RECORDED INFORMATION:
- Opening Delimiter -

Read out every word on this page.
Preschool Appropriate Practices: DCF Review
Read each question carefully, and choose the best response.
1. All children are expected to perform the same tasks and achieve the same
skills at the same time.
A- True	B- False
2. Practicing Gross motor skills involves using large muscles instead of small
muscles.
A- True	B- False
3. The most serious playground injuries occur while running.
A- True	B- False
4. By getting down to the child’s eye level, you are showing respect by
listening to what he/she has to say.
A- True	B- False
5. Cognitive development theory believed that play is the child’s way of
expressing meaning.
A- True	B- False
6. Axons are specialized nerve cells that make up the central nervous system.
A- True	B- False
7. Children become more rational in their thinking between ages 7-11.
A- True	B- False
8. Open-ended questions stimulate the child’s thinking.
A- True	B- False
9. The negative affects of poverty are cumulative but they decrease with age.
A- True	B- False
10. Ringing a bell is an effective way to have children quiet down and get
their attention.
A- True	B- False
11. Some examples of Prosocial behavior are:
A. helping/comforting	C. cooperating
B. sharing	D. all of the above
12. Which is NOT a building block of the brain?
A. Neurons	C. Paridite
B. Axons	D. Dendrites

- Closing Delimiter -

YOUR OBJECTIVE: Retype the listing. Match it exactly.

FINISHED EXERCISE:
Read out every word on this page.
Preschool Appropriate Practices: DCF Review
Read each question carefully, and choose the best response.
1. All children are expected to perform the same tasks and achieve the same
skills at the same time.
A- True	B- False
2. Practicing Gross motor skills involves using large muscles instead of small
muscles.
A- True	B- False
3. The most serious playground injuries occur while running.
A- True	B- False
4. By getting down to the child’s eye level, you are showing respect by
listening to what he/she has to say.
A- True	B- False
5. Cognitive development theory believed that play is the child’s way of
expressing meaning.
A- True	B- False
6. Axons are specialized nerve cells that make up the central nervous system.
A- True	B- False
7. Children become more rational in their thinking between ages 7-11.
A- True	B- False
8. Open-ended questions stimulate the child’s thinking.
A- True	B- False
9. The negative affects of poverty are cumulative but they decrease with age.
A- True	B- False
10. Ringing a bell is an effective way to have children quiet down and get
their attention.
A- True	B- False
11. Some examples of Prosocial behavior are:
A. helping/comforting	C. cooperating
B. sharing	D. all of the above
12. Which is NOT a building block of the brain?
A. Neurons	C. Paridite
B. Axons	D. Dendrites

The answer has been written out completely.